--- SUPPLIED RECORDS ---

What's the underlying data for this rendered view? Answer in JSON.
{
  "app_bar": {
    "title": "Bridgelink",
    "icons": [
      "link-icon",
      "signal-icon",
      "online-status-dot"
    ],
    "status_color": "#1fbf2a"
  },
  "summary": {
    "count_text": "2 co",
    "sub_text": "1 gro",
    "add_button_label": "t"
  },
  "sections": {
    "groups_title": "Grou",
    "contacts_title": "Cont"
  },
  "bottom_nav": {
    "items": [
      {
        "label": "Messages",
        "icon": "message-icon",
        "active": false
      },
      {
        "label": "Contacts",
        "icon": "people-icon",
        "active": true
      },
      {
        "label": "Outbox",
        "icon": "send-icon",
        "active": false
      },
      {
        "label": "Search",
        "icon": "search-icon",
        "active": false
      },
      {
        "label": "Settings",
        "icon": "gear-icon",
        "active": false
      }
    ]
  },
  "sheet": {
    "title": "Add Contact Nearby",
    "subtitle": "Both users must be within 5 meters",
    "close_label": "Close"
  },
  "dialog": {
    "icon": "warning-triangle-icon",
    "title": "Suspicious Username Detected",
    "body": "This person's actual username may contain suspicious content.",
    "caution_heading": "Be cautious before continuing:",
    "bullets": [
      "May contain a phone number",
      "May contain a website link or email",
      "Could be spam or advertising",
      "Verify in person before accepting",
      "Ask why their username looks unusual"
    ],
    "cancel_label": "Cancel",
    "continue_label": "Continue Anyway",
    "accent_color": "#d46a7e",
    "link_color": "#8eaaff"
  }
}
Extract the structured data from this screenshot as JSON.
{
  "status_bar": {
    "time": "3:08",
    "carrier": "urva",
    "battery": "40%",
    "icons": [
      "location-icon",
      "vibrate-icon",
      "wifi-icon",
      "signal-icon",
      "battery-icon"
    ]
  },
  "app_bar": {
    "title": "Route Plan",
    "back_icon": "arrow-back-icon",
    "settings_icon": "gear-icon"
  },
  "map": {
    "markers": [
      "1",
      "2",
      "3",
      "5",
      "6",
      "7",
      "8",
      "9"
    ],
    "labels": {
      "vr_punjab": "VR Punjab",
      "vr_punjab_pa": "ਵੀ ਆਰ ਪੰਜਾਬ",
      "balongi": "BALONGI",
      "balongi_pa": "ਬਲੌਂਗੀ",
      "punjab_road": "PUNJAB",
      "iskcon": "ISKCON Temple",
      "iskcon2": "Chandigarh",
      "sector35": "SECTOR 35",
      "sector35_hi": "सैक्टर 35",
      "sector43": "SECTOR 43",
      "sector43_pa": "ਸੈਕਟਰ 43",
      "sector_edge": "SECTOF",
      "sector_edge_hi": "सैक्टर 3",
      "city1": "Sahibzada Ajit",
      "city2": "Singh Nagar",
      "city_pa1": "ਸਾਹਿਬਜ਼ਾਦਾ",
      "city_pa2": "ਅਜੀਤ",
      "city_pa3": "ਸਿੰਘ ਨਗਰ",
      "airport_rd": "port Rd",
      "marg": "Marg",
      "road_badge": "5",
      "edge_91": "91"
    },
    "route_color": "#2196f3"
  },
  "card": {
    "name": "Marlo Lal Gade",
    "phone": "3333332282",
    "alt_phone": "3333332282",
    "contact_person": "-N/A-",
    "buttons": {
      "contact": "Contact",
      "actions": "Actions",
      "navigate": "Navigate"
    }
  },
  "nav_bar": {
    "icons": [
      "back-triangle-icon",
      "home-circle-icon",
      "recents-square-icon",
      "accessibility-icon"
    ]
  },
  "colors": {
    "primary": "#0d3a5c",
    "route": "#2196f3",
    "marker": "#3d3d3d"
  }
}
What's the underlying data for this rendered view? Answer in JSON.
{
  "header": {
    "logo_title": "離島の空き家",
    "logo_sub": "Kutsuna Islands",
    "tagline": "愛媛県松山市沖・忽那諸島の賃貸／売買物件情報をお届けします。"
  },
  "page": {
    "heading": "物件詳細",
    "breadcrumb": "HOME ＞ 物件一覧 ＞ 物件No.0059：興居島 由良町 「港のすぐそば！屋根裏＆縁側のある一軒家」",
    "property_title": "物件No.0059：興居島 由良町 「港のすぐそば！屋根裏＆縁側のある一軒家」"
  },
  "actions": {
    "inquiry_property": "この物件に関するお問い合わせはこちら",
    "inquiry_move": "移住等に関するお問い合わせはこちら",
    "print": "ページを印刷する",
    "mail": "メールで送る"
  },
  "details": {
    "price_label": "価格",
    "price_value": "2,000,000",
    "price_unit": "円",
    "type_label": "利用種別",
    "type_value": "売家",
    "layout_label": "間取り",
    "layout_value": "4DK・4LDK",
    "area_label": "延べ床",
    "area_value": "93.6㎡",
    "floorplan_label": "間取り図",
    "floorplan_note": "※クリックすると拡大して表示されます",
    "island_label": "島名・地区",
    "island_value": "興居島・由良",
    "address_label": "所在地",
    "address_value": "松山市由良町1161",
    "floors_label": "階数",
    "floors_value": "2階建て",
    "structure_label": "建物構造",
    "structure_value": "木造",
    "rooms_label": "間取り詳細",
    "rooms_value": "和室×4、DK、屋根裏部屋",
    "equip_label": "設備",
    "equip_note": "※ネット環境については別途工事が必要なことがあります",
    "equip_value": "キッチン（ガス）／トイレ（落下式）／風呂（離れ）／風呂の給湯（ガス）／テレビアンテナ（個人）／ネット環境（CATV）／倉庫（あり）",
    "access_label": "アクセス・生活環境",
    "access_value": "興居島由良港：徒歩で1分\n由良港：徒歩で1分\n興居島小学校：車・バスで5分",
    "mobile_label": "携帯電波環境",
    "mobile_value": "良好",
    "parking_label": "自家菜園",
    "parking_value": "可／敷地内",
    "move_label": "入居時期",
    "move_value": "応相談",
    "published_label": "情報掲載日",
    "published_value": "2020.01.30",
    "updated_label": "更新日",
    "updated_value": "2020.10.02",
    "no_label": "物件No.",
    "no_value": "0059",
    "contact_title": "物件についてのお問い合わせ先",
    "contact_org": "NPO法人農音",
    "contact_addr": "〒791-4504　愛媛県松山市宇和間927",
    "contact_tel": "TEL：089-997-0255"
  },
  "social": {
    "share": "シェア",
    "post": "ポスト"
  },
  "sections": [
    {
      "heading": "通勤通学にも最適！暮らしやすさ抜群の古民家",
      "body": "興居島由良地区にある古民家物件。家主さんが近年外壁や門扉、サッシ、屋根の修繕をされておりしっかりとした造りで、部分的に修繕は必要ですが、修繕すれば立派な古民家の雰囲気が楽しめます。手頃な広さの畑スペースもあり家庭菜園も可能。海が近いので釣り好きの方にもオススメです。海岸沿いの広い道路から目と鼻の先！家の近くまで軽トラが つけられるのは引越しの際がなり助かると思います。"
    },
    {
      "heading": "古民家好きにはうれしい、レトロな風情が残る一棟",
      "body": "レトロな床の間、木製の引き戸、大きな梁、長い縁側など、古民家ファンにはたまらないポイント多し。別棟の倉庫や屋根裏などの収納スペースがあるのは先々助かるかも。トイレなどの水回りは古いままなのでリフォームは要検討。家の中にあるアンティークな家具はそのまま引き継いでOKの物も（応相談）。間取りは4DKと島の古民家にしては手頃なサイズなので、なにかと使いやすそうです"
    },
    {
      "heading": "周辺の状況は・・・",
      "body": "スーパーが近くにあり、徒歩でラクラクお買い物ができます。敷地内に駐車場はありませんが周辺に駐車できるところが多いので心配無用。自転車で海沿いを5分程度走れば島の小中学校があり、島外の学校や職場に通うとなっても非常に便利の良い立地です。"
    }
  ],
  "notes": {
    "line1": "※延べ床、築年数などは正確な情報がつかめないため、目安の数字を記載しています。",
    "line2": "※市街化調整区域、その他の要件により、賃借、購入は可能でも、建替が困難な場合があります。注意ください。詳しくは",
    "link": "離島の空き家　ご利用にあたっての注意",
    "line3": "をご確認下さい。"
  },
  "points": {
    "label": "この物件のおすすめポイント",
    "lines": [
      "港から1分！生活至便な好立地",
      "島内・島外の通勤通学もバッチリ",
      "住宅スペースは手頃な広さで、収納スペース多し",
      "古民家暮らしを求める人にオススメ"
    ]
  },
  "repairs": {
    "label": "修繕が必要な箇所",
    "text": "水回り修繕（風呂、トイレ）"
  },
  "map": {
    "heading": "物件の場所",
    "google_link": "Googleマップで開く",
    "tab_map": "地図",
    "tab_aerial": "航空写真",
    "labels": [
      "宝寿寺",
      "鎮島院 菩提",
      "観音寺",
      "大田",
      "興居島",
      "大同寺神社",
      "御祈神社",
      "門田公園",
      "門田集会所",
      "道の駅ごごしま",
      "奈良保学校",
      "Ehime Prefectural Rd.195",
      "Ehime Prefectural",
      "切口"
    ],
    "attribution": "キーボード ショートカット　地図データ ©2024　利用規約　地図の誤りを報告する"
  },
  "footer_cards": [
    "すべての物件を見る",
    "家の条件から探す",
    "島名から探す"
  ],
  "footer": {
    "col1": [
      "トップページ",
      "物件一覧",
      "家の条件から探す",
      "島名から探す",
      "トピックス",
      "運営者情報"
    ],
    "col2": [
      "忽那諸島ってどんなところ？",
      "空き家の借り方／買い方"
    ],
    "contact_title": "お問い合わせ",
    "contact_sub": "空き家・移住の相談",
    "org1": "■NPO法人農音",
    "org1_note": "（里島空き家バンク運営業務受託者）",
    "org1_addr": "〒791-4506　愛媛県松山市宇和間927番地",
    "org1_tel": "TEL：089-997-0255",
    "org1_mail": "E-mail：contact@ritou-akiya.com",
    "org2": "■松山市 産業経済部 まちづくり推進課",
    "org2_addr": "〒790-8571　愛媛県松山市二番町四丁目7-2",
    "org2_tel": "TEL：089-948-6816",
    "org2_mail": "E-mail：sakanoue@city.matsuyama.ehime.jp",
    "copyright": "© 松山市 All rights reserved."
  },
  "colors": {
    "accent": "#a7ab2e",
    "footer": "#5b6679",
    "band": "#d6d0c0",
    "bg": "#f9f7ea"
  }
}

---

** WHAT TO WORK ON **
Copy out each line in the preceding records that contains "Prefectural".

** SOLUTION FOR THIS TASK **
      "Ehime Prefectural Rd.195",
      "Ehime Prefectural",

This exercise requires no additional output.